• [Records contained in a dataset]
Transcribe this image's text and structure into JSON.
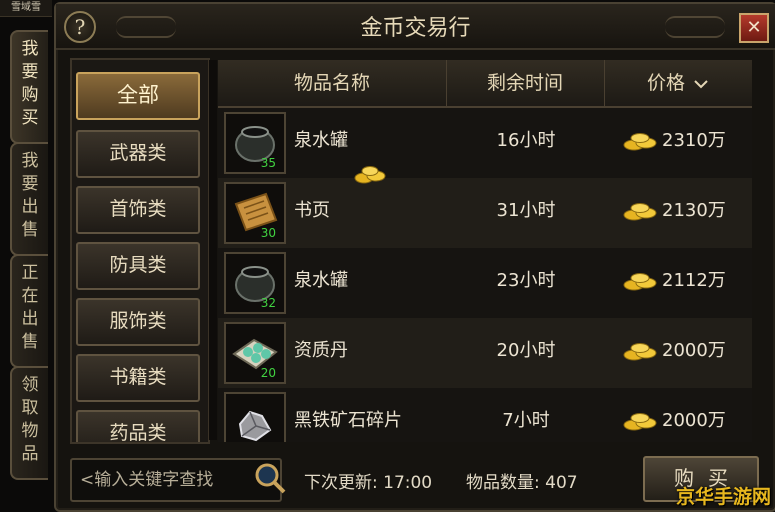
{
  "corner_label": "雪域雪",
  "window": {
    "title": "金币交易行",
    "help_label": "?",
    "close_label": "✕"
  },
  "side_tabs": [
    {
      "label": "我要购买",
      "active": true
    },
    {
      "label": "我要出售",
      "active": false
    },
    {
      "label": "正在出售",
      "active": false
    },
    {
      "label": "领取物品",
      "active": false
    }
  ],
  "categories": [
    {
      "label": "全部",
      "active": true
    },
    {
      "label": "武器类",
      "active": false
    },
    {
      "label": "首饰类",
      "active": false
    },
    {
      "label": "防具类",
      "active": false
    },
    {
      "label": "服饰类",
      "active": false
    },
    {
      "label": "书籍类",
      "active": false
    },
    {
      "label": "药品类",
      "active": false
    }
  ],
  "table": {
    "headers": {
      "name": "物品名称",
      "time": "剩余时间",
      "price": "价格",
      "sort_icon": "chevron-down-icon"
    },
    "rows": [
      {
        "icon": "pot-icon",
        "qty": "35",
        "name": "泉水罐",
        "time": "16小时",
        "price": "2310万"
      },
      {
        "icon": "scroll-page-icon",
        "qty": "30",
        "name": "书页",
        "time": "31小时",
        "price": "2130万"
      },
      {
        "icon": "pot-icon",
        "qty": "32",
        "name": "泉水罐",
        "time": "23小时",
        "price": "2112万"
      },
      {
        "icon": "pill-box-icon",
        "qty": "20",
        "name": "资质丹",
        "time": "20小时",
        "price": "2000万"
      },
      {
        "icon": "ore-fragment-icon",
        "qty": "",
        "name": "黑铁矿石碎片",
        "time": "7小时",
        "price": "2000万"
      }
    ]
  },
  "footer": {
    "search_placeholder": "<输入关键字查找",
    "next_update": "下次更新: 17:00",
    "item_count": "物品数量: 407",
    "buy_label": "购买"
  },
  "watermark": "京华手游网",
  "colors": {
    "accent_gold": "#e7b71e",
    "close_red": "#b43a2c",
    "qty_green": "#41d341"
  }
}
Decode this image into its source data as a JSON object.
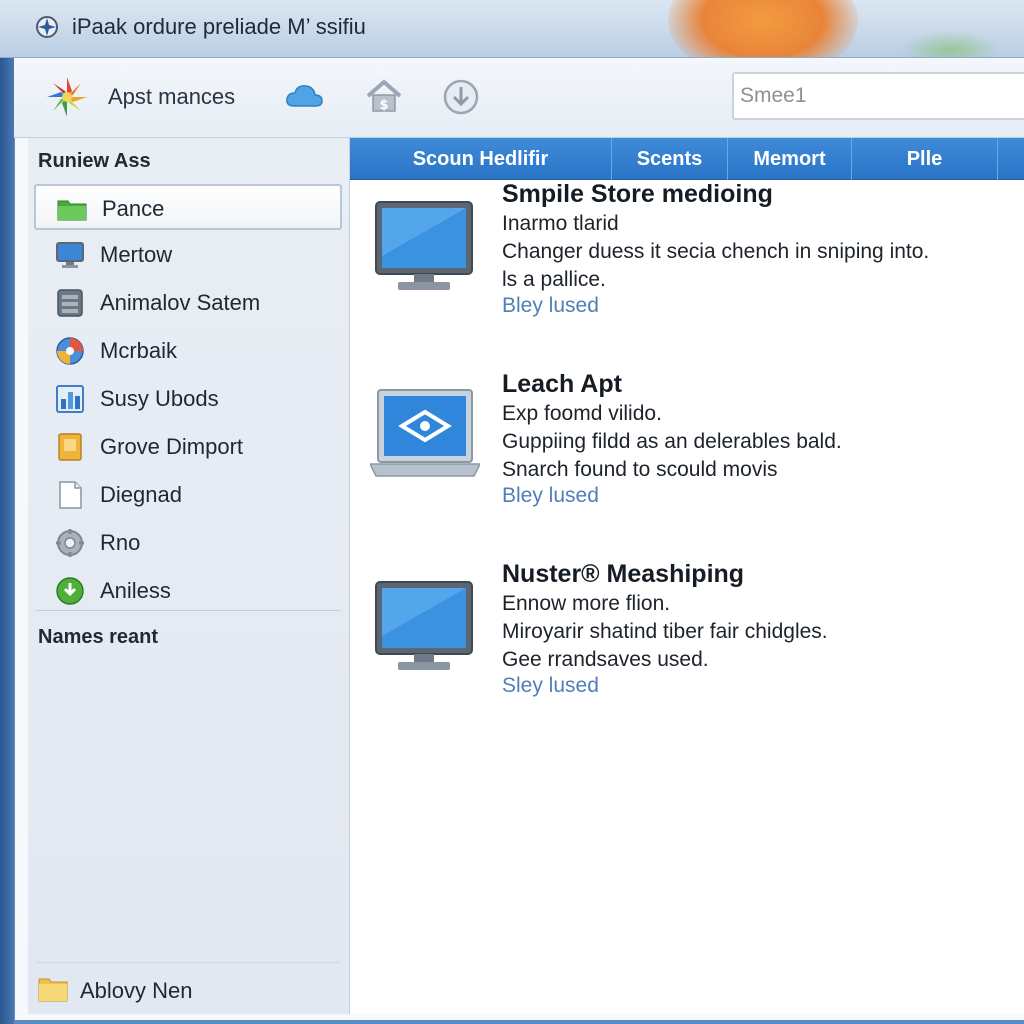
{
  "window": {
    "title": "iPaak ordure preliade M’ ssifiu"
  },
  "toolbar": {
    "app_label": "Apst mances",
    "search_placeholder": "Smee1",
    "icons": [
      "app-logo-icon",
      "cloud-icon",
      "home-icon",
      "download-icon"
    ]
  },
  "sidebar": {
    "heading": "Runiew Ass",
    "items": [
      {
        "label": "Pance",
        "icon": "folder-icon",
        "selected": true
      },
      {
        "label": "Mertow",
        "icon": "monitor-icon",
        "selected": false
      },
      {
        "label": "Animalov Satem",
        "icon": "drive-icon",
        "selected": false
      },
      {
        "label": "Mcrbaik",
        "icon": "globe-icon",
        "selected": false
      },
      {
        "label": "Susy Ubods",
        "icon": "chart-icon",
        "selected": false
      },
      {
        "label": "Grove Dimport",
        "icon": "notebook-icon",
        "selected": false
      },
      {
        "label": "Diegnad",
        "icon": "document-icon",
        "selected": false
      },
      {
        "label": "Rno",
        "icon": "gear-icon",
        "selected": false
      },
      {
        "label": "Aniless",
        "icon": "green-circle-icon",
        "selected": false
      }
    ],
    "section2_heading": "Names reant",
    "footer_label": "Ablovy Nen"
  },
  "tabs": [
    {
      "label": "Scoun  Hedlifir"
    },
    {
      "label": "Scents"
    },
    {
      "label": "Memort"
    },
    {
      "label": "Plle"
    }
  ],
  "entries": [
    {
      "title": "Smpile Store medioing",
      "lines": [
        "Inarmo tlarid",
        "Changer duess it secia chench in sniping into.",
        "ls a pallice."
      ],
      "link": "Bley lused",
      "icon": "monitor-icon"
    },
    {
      "title": "Leach Apt",
      "lines": [
        "Exp foomd vilido.",
        "Guppiing fildd as an delerables bald.",
        "Snarch found to scould movis"
      ],
      "link": "Bley lused",
      "icon": "laptop-icon"
    },
    {
      "title": "Nuster® Meashiping",
      "lines": [
        "Ennow more flion.",
        "Miroyarir shatind tiber fair chidgles.",
        "Gee rrandsaves used."
      ],
      "link": "Sley lused",
      "icon": "monitor-icon"
    }
  ],
  "colors": {
    "tab_bar": "#2a74c6",
    "link": "#4f7fb6",
    "desktop": "#2f5f9c"
  }
}
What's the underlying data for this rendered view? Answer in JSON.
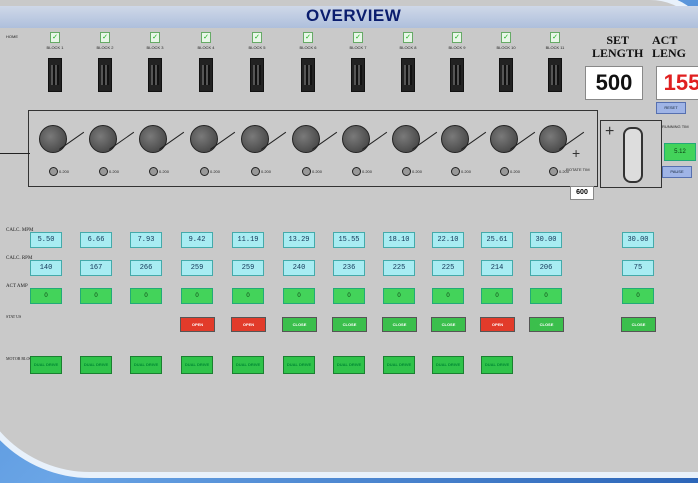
{
  "window": {
    "title": "OVERVIEW",
    "corner_label": "HOME"
  },
  "blocks": [
    {
      "label": "BLOCK 1",
      "status": "✓"
    },
    {
      "label": "BLOCK 2",
      "status": "✓"
    },
    {
      "label": "BLOCK 3",
      "status": "✓"
    },
    {
      "label": "BLOCK 4",
      "status": "✓"
    },
    {
      "label": "BLOCK 5",
      "status": "✓"
    },
    {
      "label": "BLOCK 6",
      "status": "✓"
    },
    {
      "label": "BLOCK 7",
      "status": "✓"
    },
    {
      "label": "BLOCK 8",
      "status": "✓"
    },
    {
      "label": "BLOCK 9",
      "status": "✓"
    },
    {
      "label": "BLOCK 10",
      "status": "✓"
    },
    {
      "label": "BLOCK 11",
      "status": "✓"
    }
  ],
  "set_length": {
    "label_line1": "SET",
    "label_line2": "LENGTH",
    "value": "500"
  },
  "actual_length": {
    "label_line1": "ACT",
    "label_line2": "LENG",
    "value": "155"
  },
  "reset_button": "RESET",
  "pause_button": "PAUSE",
  "running_time": {
    "label": "RUNNING TIM",
    "value": "5.12"
  },
  "rollers": {
    "speed_labels": [
      "0.200",
      "0.200",
      "0.200",
      "0.200",
      "0.200",
      "0.200",
      "0.200",
      "0.200",
      "0.200",
      "0.200",
      "0.200"
    ],
    "rotate_label": "ROTATE TIM",
    "rotate_value": "600"
  },
  "rows": {
    "calc_mpm_label": "CALC. MPM",
    "calc_rpm_label": "CALC. RPM",
    "act_amp_label": "ACT AMP",
    "status_label": "STAT US",
    "dual_label": "MOTOR BLOCK"
  },
  "calc_mpm": [
    "5.50",
    "6.66",
    "7.93",
    "9.42",
    "11.19",
    "13.29",
    "15.55",
    "18.10",
    "22.10",
    "25.61",
    "30.00"
  ],
  "calc_mpm_extra": "30.00",
  "calc_rpm": [
    "140",
    "167",
    "266",
    "259",
    "259",
    "240",
    "236",
    "225",
    "225",
    "214",
    "206"
  ],
  "calc_rpm_extra": "75",
  "act_amp": [
    "0",
    "0",
    "0",
    "0",
    "0",
    "0",
    "0",
    "0",
    "0",
    "0",
    "0"
  ],
  "act_amp_extra": "0",
  "status": [
    null,
    null,
    null,
    {
      "t": "OPEN",
      "c": "red"
    },
    {
      "t": "OPEN",
      "c": "red"
    },
    {
      "t": "CLOSE",
      "c": "grn"
    },
    {
      "t": "CLOSE",
      "c": "grn"
    },
    {
      "t": "CLOSE",
      "c": "grn"
    },
    {
      "t": "CLOSE",
      "c": "grn"
    },
    {
      "t": "OPEN",
      "c": "red"
    },
    {
      "t": "CLOSE",
      "c": "grn"
    }
  ],
  "status_extra": "CLOSE",
  "dual": [
    "DUAL DRIVE",
    "DUAL DRIVE",
    "DUAL DRIVE",
    "DUAL DRIVE",
    "DUAL DRIVE",
    "DUAL DRIVE",
    "DUAL DRIVE",
    "DUAL DRIVE",
    "DUAL DRIVE",
    "DUAL DRIVE"
  ]
}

• [Your goal]
Without the pictures, write out every entry precisely as it appears.

• [Exercise result]
Transcribe this image's text and structure into JSON.
{
  "corner_label": "雪域雪",
  "window": {
    "title": "金币交易行",
    "help_label": "?",
    "close_label": "✕"
  },
  "side_tabs": [
    {
      "label": "我要购买",
      "active": true
    },
    {
      "label": "我要出售",
      "active": false
    },
    {
      "label": "正在出售",
      "active": false
    },
    {
      "label": "领取物品",
      "active": false
    }
  ],
  "categories": [
    {
      "label": "全部",
      "active": true
    },
    {
      "label": "武器类",
      "active": false
    },
    {
      "label": "首饰类",
      "active": false
    },
    {
      "label": "防具类",
      "active": false
    },
    {
      "label": "服饰类",
      "active": false
    },
    {
      "label": "书籍类",
      "active": false
    },
    {
      "label": "药品类",
      "active": false
    }
  ],
  "table": {
    "headers": {
      "name": "物品名称",
      "time": "剩余时间",
      "price": "价格",
      "sort_icon": "chevron-down-icon"
    },
    "rows": [
      {
        "icon": "pot-icon",
        "qty": "35",
        "name": "泉水罐",
        "time": "16小时",
        "price": "2310万"
      },
      {
        "icon": "scroll-page-icon",
        "qty": "30",
        "name": "书页",
        "time": "31小时",
        "price": "2130万"
      },
      {
        "icon": "pot-icon",
        "qty": "32",
        "name": "泉水罐",
        "time": "23小时",
        "price": "2112万"
      },
      {
        "icon": "pill-box-icon",
        "qty": "20",
        "name": "资质丹",
        "time": "20小时",
        "price": "2000万"
      },
      {
        "icon": "ore-fragment-icon",
        "qty": "",
        "name": "黑铁矿石碎片",
        "time": "7小时",
        "price": "2000万"
      }
    ]
  },
  "footer": {
    "search_placeholder": "<输入关键字查找",
    "next_update": "下次更新: 17:00",
    "item_count": "物品数量: 407",
    "buy_label": "购买"
  },
  "watermark": "京华手游网",
  "colors": {
    "accent_gold": "#e7b71e",
    "close_red": "#b43a2c",
    "qty_green": "#41d341"
  }
}
Decode this image into its source data as a JSON object.
{
  "window": {
    "title": "iPaak ordure preliade M’ ssifiu"
  },
  "toolbar": {
    "app_label": "Apst mances",
    "search_placeholder": "Smee1",
    "icons": [
      "app-logo-icon",
      "cloud-icon",
      "home-icon",
      "download-icon"
    ]
  },
  "sidebar": {
    "heading": "Runiew Ass",
    "items": [
      {
        "label": "Pance",
        "icon": "folder-icon",
        "selected": true
      },
      {
        "label": "Mertow",
        "icon": "monitor-icon",
        "selected": false
      },
      {
        "label": "Animalov Satem",
        "icon": "drive-icon",
        "selected": false
      },
      {
        "label": "Mcrbaik",
        "icon": "globe-icon",
        "selected": false
      },
      {
        "label": "Susy Ubods",
        "icon": "chart-icon",
        "selected": false
      },
      {
        "label": "Grove Dimport",
        "icon": "notebook-icon",
        "selected": false
      },
      {
        "label": "Diegnad",
        "icon": "document-icon",
        "selected": false
      },
      {
        "label": "Rno",
        "icon": "gear-icon",
        "selected": false
      },
      {
        "label": "Aniless",
        "icon": "green-circle-icon",
        "selected": false
      }
    ],
    "section2_heading": "Names reant",
    "footer_label": "Ablovy Nen"
  },
  "tabs": [
    {
      "label": "Scoun  Hedlifir"
    },
    {
      "label": "Scents"
    },
    {
      "label": "Memort"
    },
    {
      "label": "Plle"
    }
  ],
  "entries": [
    {
      "title": "Smpile Store medioing",
      "lines": [
        "Inarmo tlarid",
        "Changer duess it secia chench in sniping into.",
        "ls a pallice."
      ],
      "link": "Bley lused",
      "icon": "monitor-icon"
    },
    {
      "title": "Leach Apt",
      "lines": [
        "Exp foomd vilido.",
        "Guppiing fildd as an delerables bald.",
        "Snarch found to scould movis"
      ],
      "link": "Bley lused",
      "icon": "laptop-icon"
    },
    {
      "title": "Nuster® Meashiping",
      "lines": [
        "Ennow more flion.",
        "Miroyarir shatind tiber fair chidgles.",
        "Gee rrandsaves used."
      ],
      "link": "Sley lused",
      "icon": "monitor-icon"
    }
  ],
  "colors": {
    "tab_bar": "#2a74c6",
    "link": "#4f7fb6",
    "desktop": "#2f5f9c"
  }
}
What's the underlying data for this rendered view? Answer in JSON.
{
  "window": {
    "title": "OVERVIEW",
    "corner_label": "HOME"
  },
  "blocks": [
    {
      "label": "BLOCK 1",
      "status": "✓"
    },
    {
      "label": "BLOCK 2",
      "status": "✓"
    },
    {
      "label": "BLOCK 3",
      "status": "✓"
    },
    {
      "label": "BLOCK 4",
      "status": "✓"
    },
    {
      "label": "BLOCK 5",
      "status": "✓"
    },
    {
      "label": "BLOCK 6",
      "status": "✓"
    },
    {
      "label": "BLOCK 7",
      "status": "✓"
    },
    {
      "label": "BLOCK 8",
      "status": "✓"
    },
    {
      "label": "BLOCK 9",
      "status": "✓"
    },
    {
      "label": "BLOCK 10",
      "status": "✓"
    },
    {
      "label": "BLOCK 11",
      "status": "✓"
    }
  ],
  "set_length": {
    "label_line1": "SET",
    "label_line2": "LENGTH",
    "value": "500"
  },
  "actual_length": {
    "label_line1": "ACT",
    "label_line2": "LENG",
    "value": "155"
  },
  "reset_button": "RESET",
  "pause_button": "PAUSE",
  "running_time": {
    "label": "RUNNING TIM",
    "value": "5.12"
  },
  "rollers": {
    "speed_labels": [
      "0.200",
      "0.200",
      "0.200",
      "0.200",
      "0.200",
      "0.200",
      "0.200",
      "0.200",
      "0.200",
      "0.200",
      "0.200"
    ],
    "rotate_label": "ROTATE TIM",
    "rotate_value": "600"
  },
  "rows": {
    "calc_mpm_label": "CALC. MPM",
    "calc_rpm_label": "CALC. RPM",
    "act_amp_label": "ACT AMP",
    "status_label": "STAT US",
    "dual_label": "MOTOR BLOCK"
  },
  "calc_mpm": [
    "5.50",
    "6.66",
    "7.93",
    "9.42",
    "11.19",
    "13.29",
    "15.55",
    "18.10",
    "22.10",
    "25.61",
    "30.00"
  ],
  "calc_mpm_extra": "30.00",
  "calc_rpm": [
    "140",
    "167",
    "266",
    "259",
    "259",
    "240",
    "236",
    "225",
    "225",
    "214",
    "206"
  ],
  "calc_rpm_extra": "75",
  "act_amp": [
    "0",
    "0",
    "0",
    "0",
    "0",
    "0",
    "0",
    "0",
    "0",
    "0",
    "0"
  ],
  "act_amp_extra": "0",
  "status": [
    null,
    null,
    null,
    {
      "t": "OPEN",
      "c": "red"
    },
    {
      "t": "OPEN",
      "c": "red"
    },
    {
      "t": "CLOSE",
      "c": "grn"
    },
    {
      "t": "CLOSE",
      "c": "grn"
    },
    {
      "t": "CLOSE",
      "c": "grn"
    },
    {
      "t": "CLOSE",
      "c": "grn"
    },
    {
      "t": "OPEN",
      "c": "red"
    },
    {
      "t": "CLOSE",
      "c": "grn"
    }
  ],
  "status_extra": "CLOSE",
  "dual": [
    "DUAL DRIVE",
    "DUAL DRIVE",
    "DUAL DRIVE",
    "DUAL DRIVE",
    "DUAL DRIVE",
    "DUAL DRIVE",
    "DUAL DRIVE",
    "DUAL DRIVE",
    "DUAL DRIVE",
    "DUAL DRIVE"
  ]
}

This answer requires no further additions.